▸ Data listing:

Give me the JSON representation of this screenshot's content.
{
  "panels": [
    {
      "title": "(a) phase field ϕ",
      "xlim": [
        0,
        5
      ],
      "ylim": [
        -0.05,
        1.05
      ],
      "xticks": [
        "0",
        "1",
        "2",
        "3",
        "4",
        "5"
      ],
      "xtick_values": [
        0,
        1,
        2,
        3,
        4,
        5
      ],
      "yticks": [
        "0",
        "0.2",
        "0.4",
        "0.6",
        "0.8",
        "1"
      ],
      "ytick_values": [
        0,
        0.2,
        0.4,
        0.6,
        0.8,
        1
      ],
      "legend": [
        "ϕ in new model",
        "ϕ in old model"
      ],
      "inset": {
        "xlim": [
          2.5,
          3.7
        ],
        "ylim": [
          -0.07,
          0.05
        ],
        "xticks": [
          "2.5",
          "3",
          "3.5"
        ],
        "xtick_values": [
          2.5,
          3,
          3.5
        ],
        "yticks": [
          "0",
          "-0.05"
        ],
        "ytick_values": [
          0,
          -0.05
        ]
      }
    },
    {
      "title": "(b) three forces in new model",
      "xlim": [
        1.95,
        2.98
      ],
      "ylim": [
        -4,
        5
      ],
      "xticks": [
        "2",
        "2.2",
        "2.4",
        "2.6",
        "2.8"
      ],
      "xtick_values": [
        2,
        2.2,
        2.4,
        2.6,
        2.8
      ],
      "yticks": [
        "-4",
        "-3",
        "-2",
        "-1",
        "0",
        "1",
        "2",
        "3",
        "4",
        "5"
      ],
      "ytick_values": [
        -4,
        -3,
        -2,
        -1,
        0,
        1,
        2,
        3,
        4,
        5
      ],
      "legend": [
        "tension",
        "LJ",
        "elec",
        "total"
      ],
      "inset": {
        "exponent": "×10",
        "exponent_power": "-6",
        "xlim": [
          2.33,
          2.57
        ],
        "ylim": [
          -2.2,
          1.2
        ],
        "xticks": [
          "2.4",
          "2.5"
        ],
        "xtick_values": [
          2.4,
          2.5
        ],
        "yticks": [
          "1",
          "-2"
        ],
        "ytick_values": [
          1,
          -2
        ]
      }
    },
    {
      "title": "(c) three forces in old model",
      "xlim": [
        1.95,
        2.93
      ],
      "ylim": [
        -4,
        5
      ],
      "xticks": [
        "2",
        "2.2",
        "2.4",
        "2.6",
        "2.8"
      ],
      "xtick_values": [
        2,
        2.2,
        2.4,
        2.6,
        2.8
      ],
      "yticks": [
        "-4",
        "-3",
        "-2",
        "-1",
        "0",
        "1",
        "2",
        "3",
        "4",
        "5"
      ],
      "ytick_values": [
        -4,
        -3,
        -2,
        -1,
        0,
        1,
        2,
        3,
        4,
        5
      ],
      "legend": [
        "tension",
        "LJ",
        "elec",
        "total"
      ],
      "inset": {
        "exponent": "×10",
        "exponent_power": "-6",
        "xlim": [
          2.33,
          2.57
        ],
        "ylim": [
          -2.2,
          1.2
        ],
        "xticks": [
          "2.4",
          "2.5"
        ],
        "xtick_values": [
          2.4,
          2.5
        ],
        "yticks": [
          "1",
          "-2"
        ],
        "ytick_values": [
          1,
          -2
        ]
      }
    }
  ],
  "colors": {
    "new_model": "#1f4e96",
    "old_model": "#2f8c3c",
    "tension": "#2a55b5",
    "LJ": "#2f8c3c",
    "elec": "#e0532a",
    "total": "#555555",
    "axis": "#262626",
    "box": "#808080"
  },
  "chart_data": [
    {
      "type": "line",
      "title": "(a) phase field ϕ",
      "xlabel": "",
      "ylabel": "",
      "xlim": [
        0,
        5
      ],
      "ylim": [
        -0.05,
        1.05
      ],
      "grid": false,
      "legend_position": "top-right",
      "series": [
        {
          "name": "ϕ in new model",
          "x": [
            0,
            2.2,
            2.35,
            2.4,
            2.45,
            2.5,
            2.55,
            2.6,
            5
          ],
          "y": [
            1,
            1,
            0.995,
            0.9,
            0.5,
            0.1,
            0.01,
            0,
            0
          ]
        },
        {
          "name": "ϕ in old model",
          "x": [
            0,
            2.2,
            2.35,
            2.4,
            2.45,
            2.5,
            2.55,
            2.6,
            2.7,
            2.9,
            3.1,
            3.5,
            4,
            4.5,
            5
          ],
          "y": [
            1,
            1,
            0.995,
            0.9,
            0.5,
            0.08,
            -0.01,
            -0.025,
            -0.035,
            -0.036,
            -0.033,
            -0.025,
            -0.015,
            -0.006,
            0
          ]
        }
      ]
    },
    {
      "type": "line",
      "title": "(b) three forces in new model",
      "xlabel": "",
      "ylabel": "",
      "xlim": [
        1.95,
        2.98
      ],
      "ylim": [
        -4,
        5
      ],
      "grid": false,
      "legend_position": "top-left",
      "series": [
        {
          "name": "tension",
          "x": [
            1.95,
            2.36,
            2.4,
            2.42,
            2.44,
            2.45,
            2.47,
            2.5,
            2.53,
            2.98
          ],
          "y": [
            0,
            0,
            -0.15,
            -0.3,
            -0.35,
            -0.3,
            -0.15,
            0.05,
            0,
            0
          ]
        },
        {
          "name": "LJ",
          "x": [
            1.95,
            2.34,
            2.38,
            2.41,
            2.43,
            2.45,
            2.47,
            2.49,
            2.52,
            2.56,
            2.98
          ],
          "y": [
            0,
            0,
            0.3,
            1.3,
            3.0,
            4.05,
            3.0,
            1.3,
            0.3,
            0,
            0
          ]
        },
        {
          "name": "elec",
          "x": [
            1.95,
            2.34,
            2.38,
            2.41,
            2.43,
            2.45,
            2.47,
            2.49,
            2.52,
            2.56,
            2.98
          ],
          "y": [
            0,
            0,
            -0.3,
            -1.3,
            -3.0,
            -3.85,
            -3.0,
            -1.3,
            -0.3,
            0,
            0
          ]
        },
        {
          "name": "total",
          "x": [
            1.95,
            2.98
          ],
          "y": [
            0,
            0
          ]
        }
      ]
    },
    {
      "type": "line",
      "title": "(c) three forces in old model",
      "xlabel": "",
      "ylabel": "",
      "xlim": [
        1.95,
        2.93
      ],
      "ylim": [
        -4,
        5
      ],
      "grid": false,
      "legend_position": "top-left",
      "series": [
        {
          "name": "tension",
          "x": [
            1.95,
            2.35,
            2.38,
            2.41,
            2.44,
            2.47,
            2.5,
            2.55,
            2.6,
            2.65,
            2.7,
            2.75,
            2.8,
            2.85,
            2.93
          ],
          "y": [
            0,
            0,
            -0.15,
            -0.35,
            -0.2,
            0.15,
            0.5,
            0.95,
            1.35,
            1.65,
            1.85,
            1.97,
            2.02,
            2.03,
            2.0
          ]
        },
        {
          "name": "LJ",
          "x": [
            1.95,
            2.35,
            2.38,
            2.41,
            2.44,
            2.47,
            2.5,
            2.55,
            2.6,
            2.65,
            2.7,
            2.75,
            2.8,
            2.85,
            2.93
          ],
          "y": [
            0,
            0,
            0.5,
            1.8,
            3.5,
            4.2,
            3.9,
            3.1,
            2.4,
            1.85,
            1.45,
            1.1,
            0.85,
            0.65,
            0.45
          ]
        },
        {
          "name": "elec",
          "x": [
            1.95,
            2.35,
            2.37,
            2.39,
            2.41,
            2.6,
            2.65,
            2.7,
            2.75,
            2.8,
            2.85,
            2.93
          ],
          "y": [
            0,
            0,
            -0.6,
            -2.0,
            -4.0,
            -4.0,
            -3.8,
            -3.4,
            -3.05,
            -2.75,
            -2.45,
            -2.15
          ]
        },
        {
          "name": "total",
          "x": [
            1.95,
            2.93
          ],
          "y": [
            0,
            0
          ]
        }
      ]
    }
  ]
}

▸ WHAT TO PRODUCE:
Write out the whole listing again, exactly as it stands.

▸ EXERCISE OUTPUT:
Give me the JSON representation of this screenshot's content.
{
  "panels": [
    {
      "title": "(a) phase field ϕ",
      "xlim": [
        0,
        5
      ],
      "ylim": [
        -0.05,
        1.05
      ],
      "xticks": [
        "0",
        "1",
        "2",
        "3",
        "4",
        "5"
      ],
      "xtick_values": [
        0,
        1,
        2,
        3,
        4,
        5
      ],
      "yticks": [
        "0",
        "0.2",
        "0.4",
        "0.6",
        "0.8",
        "1"
      ],
      "ytick_values": [
        0,
        0.2,
        0.4,
        0.6,
        0.8,
        1
      ],
      "legend": [
        "ϕ in new model",
        "ϕ in old model"
      ],
      "inset": {
        "xlim": [
          2.5,
          3.7
        ],
        "ylim": [
          -0.07,
          0.05
        ],
        "xticks": [
          "2.5",
          "3",
          "3.5"
        ],
        "xtick_values": [
          2.5,
          3,
          3.5
        ],
        "yticks": [
          "0",
          "-0.05"
        ],
        "ytick_values": [
          0,
          -0.05
        ]
      }
    },
    {
      "title": "(b) three forces in new model",
      "xlim": [
        1.95,
        2.98
      ],
      "ylim": [
        -4,
        5
      ],
      "xticks": [
        "2",
        "2.2",
        "2.4",
        "2.6",
        "2.8"
      ],
      "xtick_values": [
        2,
        2.2,
        2.4,
        2.6,
        2.8
      ],
      "yticks": [
        "-4",
        "-3",
        "-2",
        "-1",
        "0",
        "1",
        "2",
        "3",
        "4",
        "5"
      ],
      "ytick_values": [
        -4,
        -3,
        -2,
        -1,
        0,
        1,
        2,
        3,
        4,
        5
      ],
      "legend": [
        "tension",
        "LJ",
        "elec",
        "total"
      ],
      "inset": {
        "exponent": "×10",
        "exponent_power": "-6",
        "xlim": [
          2.33,
          2.57
        ],
        "ylim": [
          -2.2,
          1.2
        ],
        "xticks": [
          "2.4",
          "2.5"
        ],
        "xtick_values": [
          2.4,
          2.5
        ],
        "yticks": [
          "1",
          "-2"
        ],
        "ytick_values": [
          1,
          -2
        ]
      }
    },
    {
      "title": "(c) three forces in old model",
      "xlim": [
        1.95,
        2.93
      ],
      "ylim": [
        -4,
        5
      ],
      "xticks": [
        "2",
        "2.2",
        "2.4",
        "2.6",
        "2.8"
      ],
      "xtick_values": [
        2,
        2.2,
        2.4,
        2.6,
        2.8
      ],
      "yticks": [
        "-4",
        "-3",
        "-2",
        "-1",
        "0",
        "1",
        "2",
        "3",
        "4",
        "5"
      ],
      "ytick_values": [
        -4,
        -3,
        -2,
        -1,
        0,
        1,
        2,
        3,
        4,
        5
      ],
      "legend": [
        "tension",
        "LJ",
        "elec",
        "total"
      ],
      "inset": {
        "exponent": "×10",
        "exponent_power": "-6",
        "xlim": [
          2.33,
          2.57
        ],
        "ylim": [
          -2.2,
          1.2
        ],
        "xticks": [
          "2.4",
          "2.5"
        ],
        "xtick_values": [
          2.4,
          2.5
        ],
        "yticks": [
          "1",
          "-2"
        ],
        "ytick_values": [
          1,
          -2
        ]
      }
    }
  ],
  "colors": {
    "new_model": "#1f4e96",
    "old_model": "#2f8c3c",
    "tension": "#2a55b5",
    "LJ": "#2f8c3c",
    "elec": "#e0532a",
    "total": "#555555",
    "axis": "#262626",
    "box": "#808080"
  },
  "chart_data": [
    {
      "type": "line",
      "title": "(a) phase field ϕ",
      "xlabel": "",
      "ylabel": "",
      "xlim": [
        0,
        5
      ],
      "ylim": [
        -0.05,
        1.05
      ],
      "grid": false,
      "legend_position": "top-right",
      "series": [
        {
          "name": "ϕ in new model",
          "x": [
            0,
            2.2,
            2.35,
            2.4,
            2.45,
            2.5,
            2.55,
            2.6,
            5
          ],
          "y": [
            1,
            1,
            0.995,
            0.9,
            0.5,
            0.1,
            0.01,
            0,
            0
          ]
        },
        {
          "name": "ϕ in old model",
          "x": [
            0,
            2.2,
            2.35,
            2.4,
            2.45,
            2.5,
            2.55,
            2.6,
            2.7,
            2.9,
            3.1,
            3.5,
            4,
            4.5,
            5
          ],
          "y": [
            1,
            1,
            0.995,
            0.9,
            0.5,
            0.08,
            -0.01,
            -0.025,
            -0.035,
            -0.036,
            -0.033,
            -0.025,
            -0.015,
            -0.006,
            0
          ]
        }
      ]
    },
    {
      "type": "line",
      "title": "(b) three forces in new model",
      "xlabel": "",
      "ylabel": "",
      "xlim": [
        1.95,
        2.98
      ],
      "ylim": [
        -4,
        5
      ],
      "grid": false,
      "legend_position": "top-left",
      "series": [
        {
          "name": "tension",
          "x": [
            1.95,
            2.36,
            2.4,
            2.42,
            2.44,
            2.45,
            2.47,
            2.5,
            2.53,
            2.98
          ],
          "y": [
            0,
            0,
            -0.15,
            -0.3,
            -0.35,
            -0.3,
            -0.15,
            0.05,
            0,
            0
          ]
        },
        {
          "name": "LJ",
          "x": [
            1.95,
            2.34,
            2.38,
            2.41,
            2.43,
            2.45,
            2.47,
            2.49,
            2.52,
            2.56,
            2.98
          ],
          "y": [
            0,
            0,
            0.3,
            1.3,
            3.0,
            4.05,
            3.0,
            1.3,
            0.3,
            0,
            0
          ]
        },
        {
          "name": "elec",
          "x": [
            1.95,
            2.34,
            2.38,
            2.41,
            2.43,
            2.45,
            2.47,
            2.49,
            2.52,
            2.56,
            2.98
          ],
          "y": [
            0,
            0,
            -0.3,
            -1.3,
            -3.0,
            -3.85,
            -3.0,
            -1.3,
            -0.3,
            0,
            0
          ]
        },
        {
          "name": "total",
          "x": [
            1.95,
            2.98
          ],
          "y": [
            0,
            0
          ]
        }
      ]
    },
    {
      "type": "line",
      "title": "(c) three forces in old model",
      "xlabel": "",
      "ylabel": "",
      "xlim": [
        1.95,
        2.93
      ],
      "ylim": [
        -4,
        5
      ],
      "grid": false,
      "legend_position": "top-left",
      "series": [
        {
          "name": "tension",
          "x": [
            1.95,
            2.35,
            2.38,
            2.41,
            2.44,
            2.47,
            2.5,
            2.55,
            2.6,
            2.65,
            2.7,
            2.75,
            2.8,
            2.85,
            2.93
          ],
          "y": [
            0,
            0,
            -0.15,
            -0.35,
            -0.2,
            0.15,
            0.5,
            0.95,
            1.35,
            1.65,
            1.85,
            1.97,
            2.02,
            2.03,
            2.0
          ]
        },
        {
          "name": "LJ",
          "x": [
            1.95,
            2.35,
            2.38,
            2.41,
            2.44,
            2.47,
            2.5,
            2.55,
            2.6,
            2.65,
            2.7,
            2.75,
            2.8,
            2.85,
            2.93
          ],
          "y": [
            0,
            0,
            0.5,
            1.8,
            3.5,
            4.2,
            3.9,
            3.1,
            2.4,
            1.85,
            1.45,
            1.1,
            0.85,
            0.65,
            0.45
          ]
        },
        {
          "name": "elec",
          "x": [
            1.95,
            2.35,
            2.37,
            2.39,
            2.41,
            2.6,
            2.65,
            2.7,
            2.75,
            2.8,
            2.85,
            2.93
          ],
          "y": [
            0,
            0,
            -0.6,
            -2.0,
            -4.0,
            -4.0,
            -3.8,
            -3.4,
            -3.05,
            -2.75,
            -2.45,
            -2.15
          ]
        },
        {
          "name": "total",
          "x": [
            1.95,
            2.93
          ],
          "y": [
            0,
            0
          ]
        }
      ]
    }
  ]
}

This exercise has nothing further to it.